## What you are asked to do
Identify all lines below that hold "offers" and collect them.

____

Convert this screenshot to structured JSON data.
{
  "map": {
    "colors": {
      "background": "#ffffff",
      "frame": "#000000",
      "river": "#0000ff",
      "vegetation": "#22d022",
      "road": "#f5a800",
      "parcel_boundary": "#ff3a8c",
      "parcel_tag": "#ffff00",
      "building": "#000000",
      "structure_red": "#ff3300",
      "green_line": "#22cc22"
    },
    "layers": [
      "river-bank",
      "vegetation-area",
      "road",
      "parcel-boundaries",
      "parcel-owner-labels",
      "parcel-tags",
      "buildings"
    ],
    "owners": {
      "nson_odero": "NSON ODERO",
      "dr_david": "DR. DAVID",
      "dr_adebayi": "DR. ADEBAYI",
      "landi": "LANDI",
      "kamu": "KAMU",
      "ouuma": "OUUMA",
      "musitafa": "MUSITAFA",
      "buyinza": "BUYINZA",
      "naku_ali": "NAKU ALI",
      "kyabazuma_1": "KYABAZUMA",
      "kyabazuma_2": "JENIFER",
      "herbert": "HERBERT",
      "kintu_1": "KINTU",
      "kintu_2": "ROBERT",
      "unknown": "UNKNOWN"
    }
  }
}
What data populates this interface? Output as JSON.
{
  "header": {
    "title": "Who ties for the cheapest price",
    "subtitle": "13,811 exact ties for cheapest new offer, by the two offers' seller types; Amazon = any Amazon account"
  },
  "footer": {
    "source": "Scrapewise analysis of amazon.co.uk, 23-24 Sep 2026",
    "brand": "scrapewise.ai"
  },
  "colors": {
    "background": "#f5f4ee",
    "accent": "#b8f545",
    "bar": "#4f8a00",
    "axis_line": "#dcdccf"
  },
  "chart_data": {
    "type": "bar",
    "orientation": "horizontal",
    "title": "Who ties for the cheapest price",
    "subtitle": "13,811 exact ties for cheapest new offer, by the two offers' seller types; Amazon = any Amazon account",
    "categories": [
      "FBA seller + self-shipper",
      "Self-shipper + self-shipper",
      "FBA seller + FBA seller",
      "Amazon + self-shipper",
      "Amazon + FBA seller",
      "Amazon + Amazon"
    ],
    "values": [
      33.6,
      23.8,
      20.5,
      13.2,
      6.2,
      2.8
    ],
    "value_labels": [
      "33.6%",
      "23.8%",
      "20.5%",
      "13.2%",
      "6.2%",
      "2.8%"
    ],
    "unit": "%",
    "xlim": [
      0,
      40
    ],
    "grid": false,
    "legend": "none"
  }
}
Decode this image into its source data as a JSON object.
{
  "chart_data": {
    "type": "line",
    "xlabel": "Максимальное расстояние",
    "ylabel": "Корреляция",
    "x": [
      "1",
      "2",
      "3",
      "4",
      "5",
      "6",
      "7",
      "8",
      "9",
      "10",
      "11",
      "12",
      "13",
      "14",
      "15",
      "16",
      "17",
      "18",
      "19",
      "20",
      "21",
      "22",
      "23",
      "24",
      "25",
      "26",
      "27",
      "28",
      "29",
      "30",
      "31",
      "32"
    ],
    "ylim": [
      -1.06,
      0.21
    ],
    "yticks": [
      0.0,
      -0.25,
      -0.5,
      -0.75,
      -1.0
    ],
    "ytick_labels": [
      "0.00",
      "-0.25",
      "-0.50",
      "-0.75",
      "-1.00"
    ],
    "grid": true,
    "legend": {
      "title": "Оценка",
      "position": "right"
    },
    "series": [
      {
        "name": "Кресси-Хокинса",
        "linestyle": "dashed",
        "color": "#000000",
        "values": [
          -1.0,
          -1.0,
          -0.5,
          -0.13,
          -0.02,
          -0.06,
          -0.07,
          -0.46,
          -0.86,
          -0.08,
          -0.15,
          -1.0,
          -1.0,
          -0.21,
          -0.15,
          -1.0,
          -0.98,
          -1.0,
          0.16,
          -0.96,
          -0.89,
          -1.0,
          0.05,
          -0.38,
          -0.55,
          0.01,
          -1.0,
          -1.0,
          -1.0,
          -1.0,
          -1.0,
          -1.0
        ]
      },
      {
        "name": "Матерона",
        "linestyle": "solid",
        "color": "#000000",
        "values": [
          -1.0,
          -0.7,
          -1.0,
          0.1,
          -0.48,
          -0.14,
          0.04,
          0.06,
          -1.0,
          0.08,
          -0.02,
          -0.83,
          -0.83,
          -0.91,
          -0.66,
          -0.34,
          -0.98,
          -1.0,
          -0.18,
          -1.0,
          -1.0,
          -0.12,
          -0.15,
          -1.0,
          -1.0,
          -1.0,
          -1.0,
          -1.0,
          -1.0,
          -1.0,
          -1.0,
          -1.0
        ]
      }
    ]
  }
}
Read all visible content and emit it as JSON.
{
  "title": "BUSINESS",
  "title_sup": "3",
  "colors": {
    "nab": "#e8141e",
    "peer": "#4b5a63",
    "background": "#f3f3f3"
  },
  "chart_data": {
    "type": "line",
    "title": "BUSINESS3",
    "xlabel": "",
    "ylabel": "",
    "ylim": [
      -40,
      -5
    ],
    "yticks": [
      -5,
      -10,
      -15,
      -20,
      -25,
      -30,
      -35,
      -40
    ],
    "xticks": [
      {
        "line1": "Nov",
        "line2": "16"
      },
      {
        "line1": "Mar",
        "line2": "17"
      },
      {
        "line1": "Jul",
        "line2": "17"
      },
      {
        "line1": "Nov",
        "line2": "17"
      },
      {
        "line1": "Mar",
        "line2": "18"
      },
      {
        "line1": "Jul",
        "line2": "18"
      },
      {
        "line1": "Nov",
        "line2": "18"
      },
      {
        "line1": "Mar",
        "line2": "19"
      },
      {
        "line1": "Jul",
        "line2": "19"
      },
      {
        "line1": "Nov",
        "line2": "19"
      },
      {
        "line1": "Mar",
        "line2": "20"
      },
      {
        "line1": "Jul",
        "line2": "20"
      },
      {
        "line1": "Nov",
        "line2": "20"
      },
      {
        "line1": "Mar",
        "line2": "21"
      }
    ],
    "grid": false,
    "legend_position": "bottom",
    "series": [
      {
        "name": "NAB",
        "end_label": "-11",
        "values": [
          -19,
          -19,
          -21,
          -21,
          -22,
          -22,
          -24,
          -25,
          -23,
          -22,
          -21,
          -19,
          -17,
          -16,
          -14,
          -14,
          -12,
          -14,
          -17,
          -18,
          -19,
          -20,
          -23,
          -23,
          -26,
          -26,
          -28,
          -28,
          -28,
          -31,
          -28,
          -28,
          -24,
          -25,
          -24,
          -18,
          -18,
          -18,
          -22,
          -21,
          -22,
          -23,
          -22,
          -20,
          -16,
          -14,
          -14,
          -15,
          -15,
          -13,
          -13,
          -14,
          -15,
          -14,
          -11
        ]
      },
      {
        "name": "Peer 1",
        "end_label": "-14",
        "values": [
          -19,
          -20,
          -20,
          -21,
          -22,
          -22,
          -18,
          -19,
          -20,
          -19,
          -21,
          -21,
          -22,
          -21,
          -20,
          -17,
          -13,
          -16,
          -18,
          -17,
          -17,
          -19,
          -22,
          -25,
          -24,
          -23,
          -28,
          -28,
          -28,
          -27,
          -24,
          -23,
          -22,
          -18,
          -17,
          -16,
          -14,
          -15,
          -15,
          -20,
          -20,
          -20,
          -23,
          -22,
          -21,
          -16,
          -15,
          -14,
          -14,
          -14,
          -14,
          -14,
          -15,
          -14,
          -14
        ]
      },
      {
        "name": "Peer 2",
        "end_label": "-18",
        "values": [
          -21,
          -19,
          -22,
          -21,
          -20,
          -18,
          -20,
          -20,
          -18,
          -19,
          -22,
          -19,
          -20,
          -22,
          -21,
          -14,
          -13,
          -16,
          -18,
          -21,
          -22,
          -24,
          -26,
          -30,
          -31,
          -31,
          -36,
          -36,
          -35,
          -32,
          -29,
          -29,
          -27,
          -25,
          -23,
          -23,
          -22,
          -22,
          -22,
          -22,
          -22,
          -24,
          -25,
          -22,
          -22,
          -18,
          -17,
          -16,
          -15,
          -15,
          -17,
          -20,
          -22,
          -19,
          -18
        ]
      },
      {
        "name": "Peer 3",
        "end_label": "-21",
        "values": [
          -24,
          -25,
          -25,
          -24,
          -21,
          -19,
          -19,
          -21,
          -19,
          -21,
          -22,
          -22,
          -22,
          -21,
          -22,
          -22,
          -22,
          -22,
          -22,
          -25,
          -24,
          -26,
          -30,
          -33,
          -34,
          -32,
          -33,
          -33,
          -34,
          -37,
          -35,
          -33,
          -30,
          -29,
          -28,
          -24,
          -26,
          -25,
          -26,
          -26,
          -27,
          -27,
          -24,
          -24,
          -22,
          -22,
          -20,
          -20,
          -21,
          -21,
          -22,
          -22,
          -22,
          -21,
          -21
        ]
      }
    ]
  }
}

____

## Final result
    "subtitle": "13,811 exact ties for cheapest new offer, by the two offers' seller types; Amazon = any Amazon account"
    "subtitle": "13,811 exact ties for cheapest new offer, by the two offers' seller types; Amazon = any Amazon account",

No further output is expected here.